- Selected excerpt:
The Mekong Delta Mobile Riverine Force concept paired newly created assault boat units with a brigade of Army infantry. The force contained a U.S. Army reinforced brigade consisting of three infantry battalions, an artillery battalion, and other combat and combat service support.

The force would be based aboard U.S. Navy ships that would include 5 self-propelled barracks ships, 2 LSTs, 2 large harbor tugs, and 2 landing craft repair ships. In addition, two U.S. Navy river assault groups would provide tactical water mobility.

Each assault group would be capable of lifting the combat elements of one reinforced infantry battalion. A small salvage craft would be necessary to recover damaged ships or craft. The reinforced brigade would be organized under the current standard ROAD (Reorganization Objective Army Divisions) tables of organization and equipment, with limited augmentation. Certain equipment specified in the tables, such as tents, mess facilities, 106mm recoilless rifles, antitank wire-guided missiles, and all wheeled vehicles except artillery prime movers were to be deleted from the force requirements. The number of 90mm recoilless rifles in each rifle company was to be reduced from six to three to improve the mobility of the weapons squads. The 4.2-inch mortars would accompany the force and be moved by water or air to field positions as necessary. Radios would be either ship-mounted or man-portable.

Coxswains of plastic assault boats were to be designated in the proposed tables and trained upon arrival in Vietnam. Enough troops from each of the units afloat would be left at a land base to maintain equipment left in storage.

The plan provided for an augmentation of three counter-mortar radar sections, each manned by nine men, to operate and maintain ship-mounted counter-mortar radars.

Dataset excerpts
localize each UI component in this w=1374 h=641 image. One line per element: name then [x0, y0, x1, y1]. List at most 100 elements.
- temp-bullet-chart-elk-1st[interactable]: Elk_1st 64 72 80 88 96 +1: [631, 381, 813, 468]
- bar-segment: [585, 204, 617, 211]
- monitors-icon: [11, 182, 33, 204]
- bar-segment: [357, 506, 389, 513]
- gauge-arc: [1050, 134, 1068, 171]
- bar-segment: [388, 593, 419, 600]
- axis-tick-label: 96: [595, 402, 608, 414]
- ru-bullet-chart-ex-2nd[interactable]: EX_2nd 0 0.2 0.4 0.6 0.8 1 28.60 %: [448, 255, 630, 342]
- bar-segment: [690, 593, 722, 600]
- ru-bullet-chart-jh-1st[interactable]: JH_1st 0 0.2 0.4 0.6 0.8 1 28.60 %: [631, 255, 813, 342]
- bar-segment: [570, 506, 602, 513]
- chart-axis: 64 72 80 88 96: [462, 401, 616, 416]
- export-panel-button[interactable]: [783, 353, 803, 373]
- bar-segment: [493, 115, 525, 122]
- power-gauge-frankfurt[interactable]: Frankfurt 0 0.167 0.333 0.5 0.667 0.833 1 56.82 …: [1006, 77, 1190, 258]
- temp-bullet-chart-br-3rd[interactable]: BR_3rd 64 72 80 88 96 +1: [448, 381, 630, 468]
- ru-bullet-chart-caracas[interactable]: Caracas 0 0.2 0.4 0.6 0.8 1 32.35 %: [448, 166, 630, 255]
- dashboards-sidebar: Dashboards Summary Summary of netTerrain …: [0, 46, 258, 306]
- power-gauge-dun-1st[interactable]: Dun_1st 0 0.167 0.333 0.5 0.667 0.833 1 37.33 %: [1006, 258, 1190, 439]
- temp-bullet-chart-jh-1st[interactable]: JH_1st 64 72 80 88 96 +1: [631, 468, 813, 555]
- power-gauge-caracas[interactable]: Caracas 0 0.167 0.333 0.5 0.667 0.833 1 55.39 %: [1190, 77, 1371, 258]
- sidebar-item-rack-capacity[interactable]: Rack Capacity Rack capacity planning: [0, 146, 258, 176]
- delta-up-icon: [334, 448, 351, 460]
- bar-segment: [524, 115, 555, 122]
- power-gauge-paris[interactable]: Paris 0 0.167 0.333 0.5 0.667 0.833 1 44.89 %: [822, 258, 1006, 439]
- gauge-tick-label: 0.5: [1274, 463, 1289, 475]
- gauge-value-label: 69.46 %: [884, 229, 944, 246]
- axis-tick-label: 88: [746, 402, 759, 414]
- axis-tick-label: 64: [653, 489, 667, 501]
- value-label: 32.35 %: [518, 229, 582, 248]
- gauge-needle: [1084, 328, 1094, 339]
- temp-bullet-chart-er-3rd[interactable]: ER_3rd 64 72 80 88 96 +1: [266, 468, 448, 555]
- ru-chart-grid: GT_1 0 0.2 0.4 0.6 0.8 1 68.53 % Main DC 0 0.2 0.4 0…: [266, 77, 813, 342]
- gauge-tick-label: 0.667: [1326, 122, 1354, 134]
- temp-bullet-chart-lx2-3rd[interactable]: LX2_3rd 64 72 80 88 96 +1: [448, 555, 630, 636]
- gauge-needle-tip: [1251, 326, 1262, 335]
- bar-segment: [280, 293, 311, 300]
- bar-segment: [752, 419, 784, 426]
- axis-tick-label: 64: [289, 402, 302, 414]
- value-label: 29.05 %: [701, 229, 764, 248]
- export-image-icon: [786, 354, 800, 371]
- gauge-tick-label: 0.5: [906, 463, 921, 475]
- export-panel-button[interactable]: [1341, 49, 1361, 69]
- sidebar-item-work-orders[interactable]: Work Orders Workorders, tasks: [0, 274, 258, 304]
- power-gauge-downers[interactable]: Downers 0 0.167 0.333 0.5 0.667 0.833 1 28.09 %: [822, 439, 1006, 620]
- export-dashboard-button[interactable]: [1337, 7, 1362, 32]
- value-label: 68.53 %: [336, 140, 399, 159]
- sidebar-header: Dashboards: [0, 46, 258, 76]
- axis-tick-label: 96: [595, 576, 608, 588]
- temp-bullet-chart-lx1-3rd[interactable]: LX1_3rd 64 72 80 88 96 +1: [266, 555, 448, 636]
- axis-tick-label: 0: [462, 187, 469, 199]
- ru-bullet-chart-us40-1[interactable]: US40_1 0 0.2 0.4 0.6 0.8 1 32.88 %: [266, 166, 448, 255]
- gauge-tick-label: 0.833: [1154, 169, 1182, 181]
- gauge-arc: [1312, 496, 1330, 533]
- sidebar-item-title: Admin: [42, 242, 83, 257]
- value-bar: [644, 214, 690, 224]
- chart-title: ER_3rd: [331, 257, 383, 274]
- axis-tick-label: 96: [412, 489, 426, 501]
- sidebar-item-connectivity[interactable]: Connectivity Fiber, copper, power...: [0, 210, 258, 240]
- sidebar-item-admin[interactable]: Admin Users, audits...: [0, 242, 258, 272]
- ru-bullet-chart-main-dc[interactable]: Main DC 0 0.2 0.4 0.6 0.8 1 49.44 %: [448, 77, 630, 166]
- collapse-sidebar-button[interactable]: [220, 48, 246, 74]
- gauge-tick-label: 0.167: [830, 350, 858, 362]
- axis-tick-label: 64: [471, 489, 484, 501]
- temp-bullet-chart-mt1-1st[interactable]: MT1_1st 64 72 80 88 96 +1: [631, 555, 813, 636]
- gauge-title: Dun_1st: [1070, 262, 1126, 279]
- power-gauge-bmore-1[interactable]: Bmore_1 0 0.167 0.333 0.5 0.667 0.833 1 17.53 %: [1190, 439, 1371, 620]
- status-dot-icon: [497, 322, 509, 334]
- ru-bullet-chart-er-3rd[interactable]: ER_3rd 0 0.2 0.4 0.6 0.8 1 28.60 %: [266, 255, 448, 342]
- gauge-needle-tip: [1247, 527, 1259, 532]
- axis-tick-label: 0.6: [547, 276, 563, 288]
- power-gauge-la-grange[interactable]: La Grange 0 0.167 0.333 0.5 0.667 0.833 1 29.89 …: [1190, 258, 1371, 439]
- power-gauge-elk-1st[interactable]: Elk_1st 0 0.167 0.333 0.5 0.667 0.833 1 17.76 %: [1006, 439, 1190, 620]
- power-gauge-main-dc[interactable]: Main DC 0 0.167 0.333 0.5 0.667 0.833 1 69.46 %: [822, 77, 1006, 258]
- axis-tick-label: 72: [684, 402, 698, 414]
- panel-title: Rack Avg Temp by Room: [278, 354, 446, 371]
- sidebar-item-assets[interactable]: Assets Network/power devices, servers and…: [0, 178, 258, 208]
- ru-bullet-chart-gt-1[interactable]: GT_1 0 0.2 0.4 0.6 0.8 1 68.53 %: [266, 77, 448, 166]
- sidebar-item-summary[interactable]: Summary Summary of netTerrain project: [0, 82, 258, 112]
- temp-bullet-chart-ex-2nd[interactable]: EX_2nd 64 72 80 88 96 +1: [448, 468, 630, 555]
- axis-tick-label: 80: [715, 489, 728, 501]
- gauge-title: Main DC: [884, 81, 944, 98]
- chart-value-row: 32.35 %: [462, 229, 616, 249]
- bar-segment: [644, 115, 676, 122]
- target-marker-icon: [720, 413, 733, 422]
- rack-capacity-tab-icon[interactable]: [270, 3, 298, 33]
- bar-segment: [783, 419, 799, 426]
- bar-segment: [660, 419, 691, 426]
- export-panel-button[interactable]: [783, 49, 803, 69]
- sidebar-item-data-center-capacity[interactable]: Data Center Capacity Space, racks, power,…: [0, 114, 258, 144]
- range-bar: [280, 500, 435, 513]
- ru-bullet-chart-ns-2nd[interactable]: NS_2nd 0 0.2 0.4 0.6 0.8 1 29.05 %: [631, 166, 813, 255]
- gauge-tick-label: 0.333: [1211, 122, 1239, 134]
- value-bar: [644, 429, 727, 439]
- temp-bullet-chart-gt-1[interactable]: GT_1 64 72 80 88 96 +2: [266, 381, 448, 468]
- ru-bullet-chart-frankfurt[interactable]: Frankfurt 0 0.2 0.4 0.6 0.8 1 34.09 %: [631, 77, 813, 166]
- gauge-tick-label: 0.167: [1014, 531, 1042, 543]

- Assignment 1:
From the Mobile Riverine Force passage, extract the text that begins at the words "Coxswains of plastic" and stops after the words "left in storage.".
- Assignment 2:
In the Mobile Riverine Force passage, how many 90mm recoilless rifles was each rifle company to have after the reduction?
Work only from the Mobile Riverine Force passage, not from the entries.

- Written solution 1:
Coxswains of plastic assault boats were to be designated in the proposed tables and trained upon arrival in Vietnam. Enough troops from each of the units afloat would be left at a land base to maintain equipment left in storage.

- Written solution 2:
Three, down from six.